◆ **Input records**
————

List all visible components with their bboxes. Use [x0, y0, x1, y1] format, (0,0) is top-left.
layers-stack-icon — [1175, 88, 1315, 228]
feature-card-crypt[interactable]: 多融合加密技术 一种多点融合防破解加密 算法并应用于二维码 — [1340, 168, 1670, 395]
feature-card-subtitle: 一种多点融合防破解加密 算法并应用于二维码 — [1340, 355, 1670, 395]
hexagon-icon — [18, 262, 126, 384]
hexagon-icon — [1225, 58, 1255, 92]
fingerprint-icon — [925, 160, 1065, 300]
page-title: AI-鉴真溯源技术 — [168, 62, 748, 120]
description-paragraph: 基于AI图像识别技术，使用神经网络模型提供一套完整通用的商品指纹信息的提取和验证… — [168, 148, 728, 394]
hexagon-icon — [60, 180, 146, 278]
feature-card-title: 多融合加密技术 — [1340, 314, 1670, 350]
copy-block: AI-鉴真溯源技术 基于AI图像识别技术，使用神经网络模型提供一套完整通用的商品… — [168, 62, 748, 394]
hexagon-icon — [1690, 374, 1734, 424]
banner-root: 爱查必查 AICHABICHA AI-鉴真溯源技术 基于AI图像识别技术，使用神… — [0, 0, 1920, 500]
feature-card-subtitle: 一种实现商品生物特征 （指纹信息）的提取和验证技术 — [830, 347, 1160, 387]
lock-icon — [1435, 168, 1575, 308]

————

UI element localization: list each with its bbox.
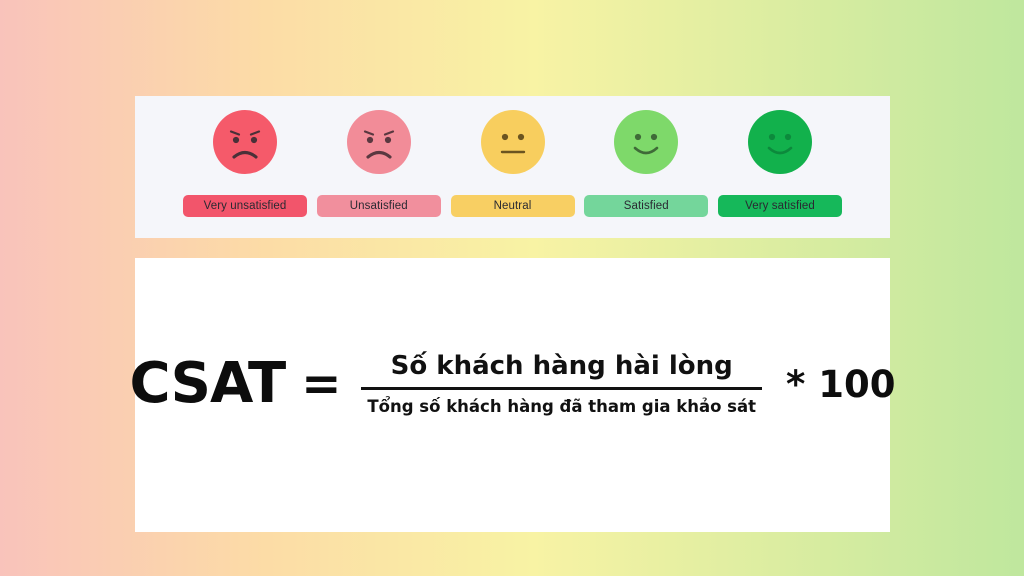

————

Format the items from the line containing "List all visible" through the line containing "page-title: AI-鉴真溯源技术 — [168, 62, 748, 120]" as a numbered list, leaving out any blank lines.

◆ **The result**
1. List all visible components with their bboxes. Use [x0, y0, x1, y1] format, (0,0) is top-left.
2. layers-stack-icon — [1175, 88, 1315, 228]
3. feature-card-crypt[interactable]: 多融合加密技术 一种多点融合防破解加密 算法并应用于二维码 — [1340, 168, 1670, 395]
4. feature-card-subtitle: 一种多点融合防破解加密 算法并应用于二维码 — [1340, 355, 1670, 395]
5. hexagon-icon — [18, 262, 126, 384]
6. hexagon-icon — [1225, 58, 1255, 92]
7. fingerprint-icon — [925, 160, 1065, 300]
8. page-title: AI-鉴真溯源技术 — [168, 62, 748, 120]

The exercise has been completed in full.